## [To be done]
Rewrite the excerpt on the dining hall policy, everything from "2. Facility D" down to "relief, is moot.", substituting "Facility C" for every "Facility D".

## [Excerpt]
2. Facility D Dining Hall Policy

The result is different, however, for the Facility D Dining Hall Policy. According to undisputed testimony from Blythe, the Dining Hall Policy was a discrete policy that was intended to evolve over time; it was put in place in April 2019 when Facility D was transitioning from a secure housing unit to a general population unit. Blythe Decl., ¶¶ 3-5. Plaintiffs' transfer means that his RLUIPA claim, which provides only injunctive relief, is moot.

As to a damages claim under the First Amendment - assuming that the Dining Hall Policy imposed a substantial burden on Smith's right to practice Islam and was not sufficiently justified by penological concerns-- defendants argue that Blythe is protected by qualified immunity. I will address that below.

C. Substantial Burden

RLUIPA does not define “substantial burden.” San Jose Christian College, 360 F.3d at 1034. Construing the term in accord with its plain meaning, the Ninth Circuit has held that “a ‘substantial burden' on ‘religious exercise' must impose a significantly great restriction or onus upon such exercise.” Id.; see Greene, 513 F.3d at 988 (jail's ban prohibiting a maximum security prisoner from attending group religious worship services substantially burdened his ability to exercise his religion). A burden is substantial under RLUIPA when the state “‘denies [an important benefit] because of conduct mandated by religious belief, thereby putting substantial pressure on an adherent to modify his behavior and to violate his beliefs.'” Shakur v. Schriro, 514 F.3d 878, 888 (9th Cir. 2008) (quoting Thomas v. Review Bd. of the Ind. Employment Sec. Div., 450 U.S. 707, 717-18 (1981)); cf. Navajo Nation v. United States Forest Service, 535 F.3d 1058, 1069-70 & n.12 (9th Cir. 2008) (en banc) (defining “substantial burden” under RFRA as government action that coerces plaintiff into acting contrary to religious beliefs under threat of sanctions or that conditions governmental benefit upon conduct that would violate religious beliefs, but not such action that diminishes subjective spiritual fulfillment). It is irrelevant for RLUIPA purposes whether the prisoner is able to engage in other forms of religious exercise. See id. at 862.

## [Collected data]
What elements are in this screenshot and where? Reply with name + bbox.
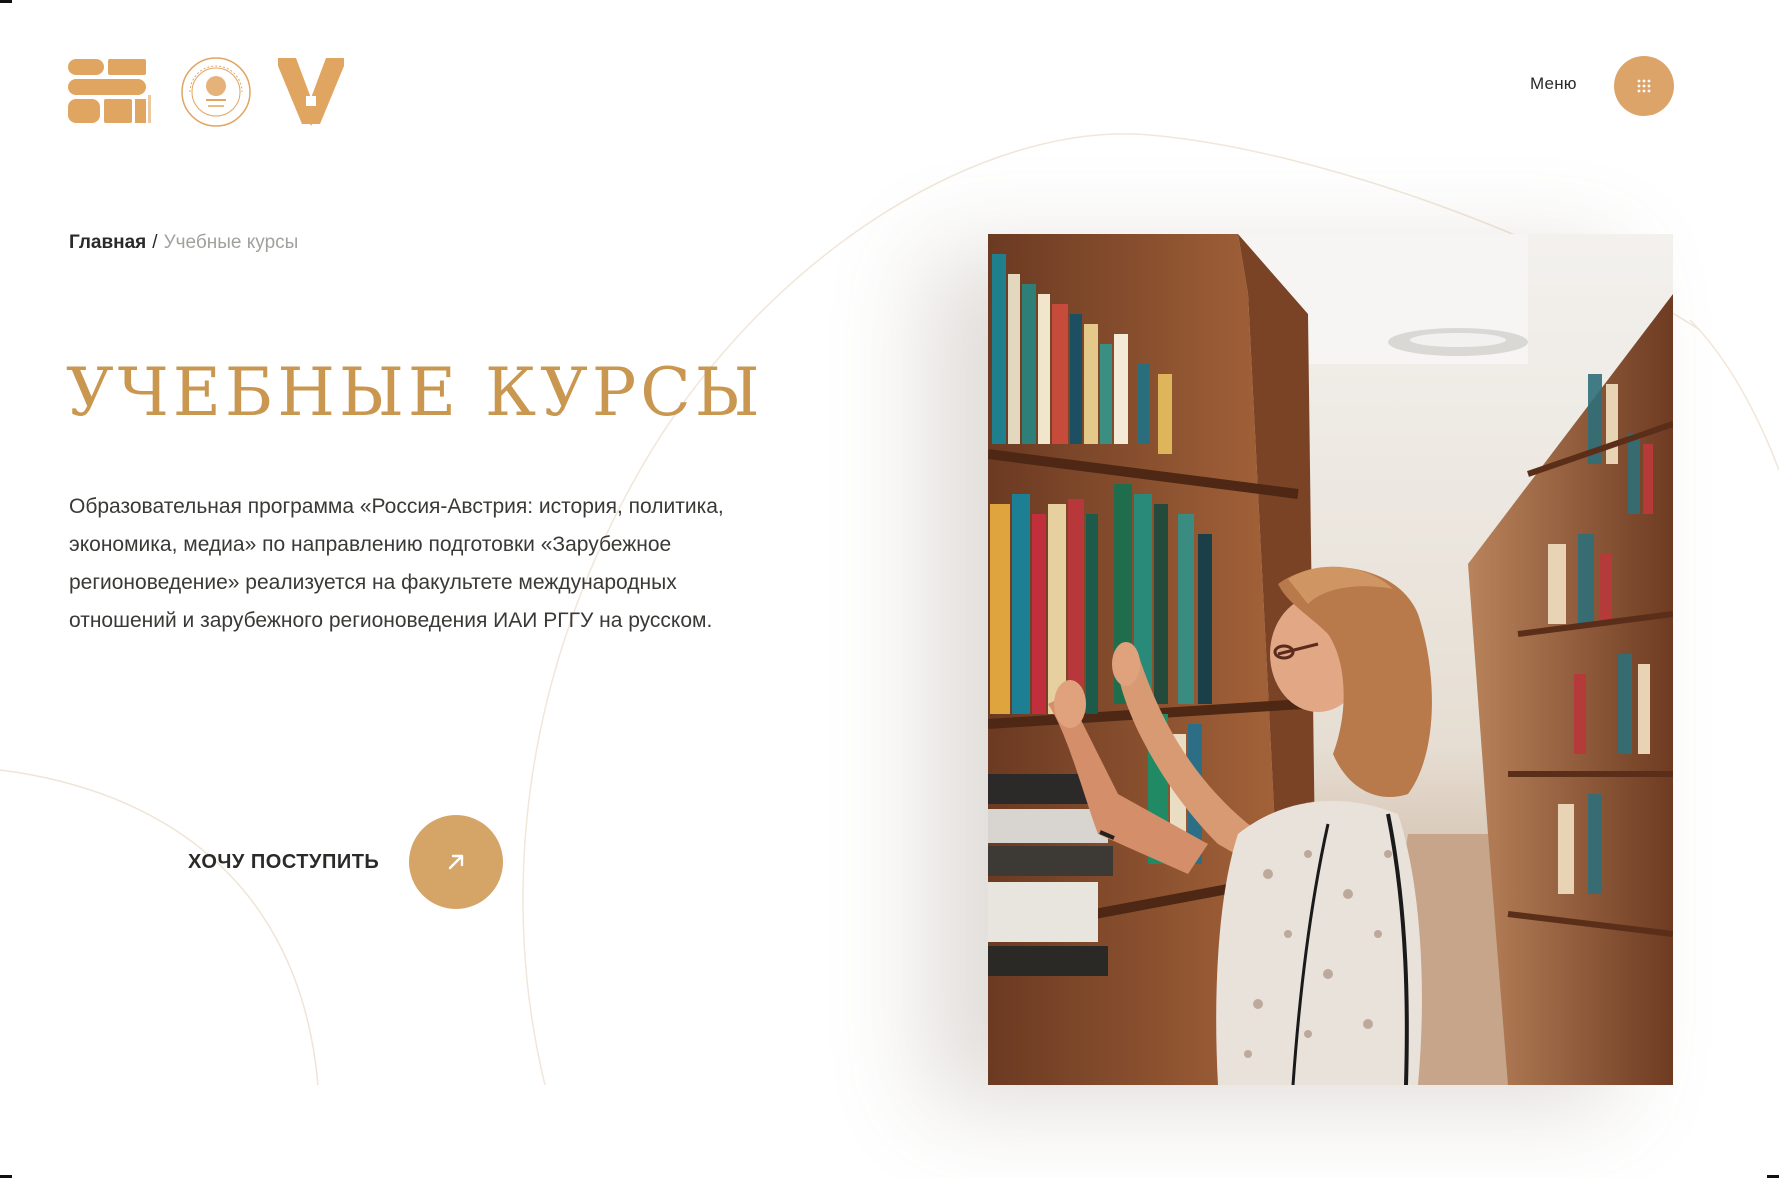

## [Answer to the problem]
2. Facility C Dining Hall Policy

The result is different, however, for the Facility C Dining Hall Policy. According to undisputed testimony from Blythe, the Dining Hall Policy was a discrete policy that was intended to evolve over time; it was put in place in April 2019 when Facility C was transitioning from a secure housing unit to a general population unit. Blythe Decl., ¶¶ 3-5. Plaintiffs' transfer means that his RLUIPA claim, which provides only injunctive relief, is moot.